Search the material below for the string "structured" and list each line that holds it.

** start Input material **

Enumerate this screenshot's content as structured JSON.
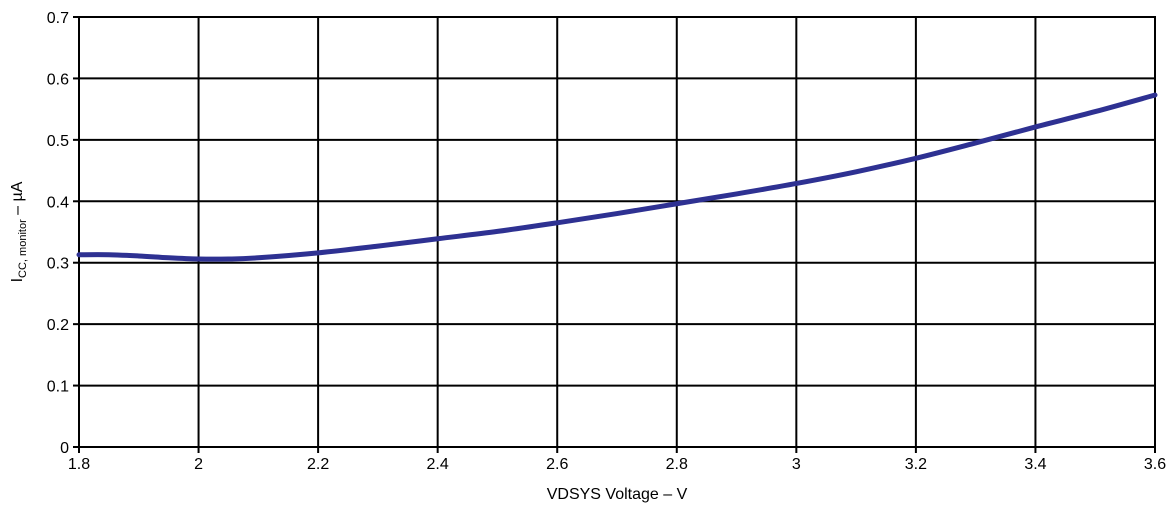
{
  "chart_data": {
    "type": "line",
    "xlabel": "VDSYS Voltage – V",
    "ylabel": {
      "main": "I",
      "subscript": "CC, monitor",
      "suffix": " – µA"
    },
    "xlim": [
      1.8,
      3.6
    ],
    "ylim": [
      0,
      0.7
    ],
    "x_ticks": [
      "1.8",
      "2",
      "2.2",
      "2.4",
      "2.6",
      "2.8",
      "3",
      "3.2",
      "3.4",
      "3.6"
    ],
    "y_ticks": [
      "0",
      "0.1",
      "0.2",
      "0.3",
      "0.4",
      "0.5",
      "0.6",
      "0.7"
    ],
    "grid": true,
    "series": [
      {
        "color": "#2e3192",
        "x": [
          1.8,
          1.85,
          1.9,
          1.95,
          2.0,
          2.05,
          2.1,
          2.2,
          2.3,
          2.4,
          2.5,
          2.6,
          2.7,
          2.8,
          2.9,
          3.0,
          3.1,
          3.2,
          3.3,
          3.4,
          3.5,
          3.6
        ],
        "y": [
          0.313,
          0.313,
          0.311,
          0.308,
          0.306,
          0.306,
          0.308,
          0.316,
          0.327,
          0.339,
          0.351,
          0.365,
          0.38,
          0.396,
          0.412,
          0.429,
          0.448,
          0.47,
          0.495,
          0.521,
          0.546,
          0.573
        ]
      }
    ]
  }
}
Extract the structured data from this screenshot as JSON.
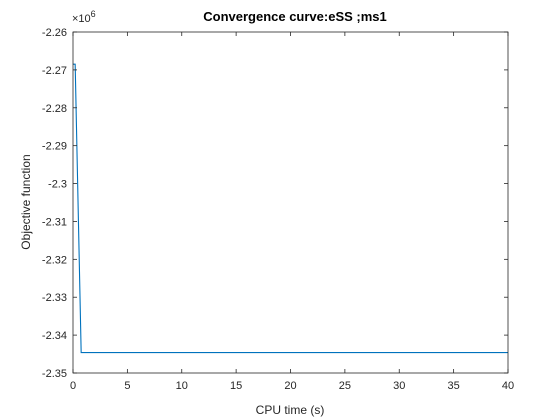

** end Input material **

__Exercise solution__
Enumerate this screenshot's content as structured JSON.
Extract the structured data from this screenshot as JSON.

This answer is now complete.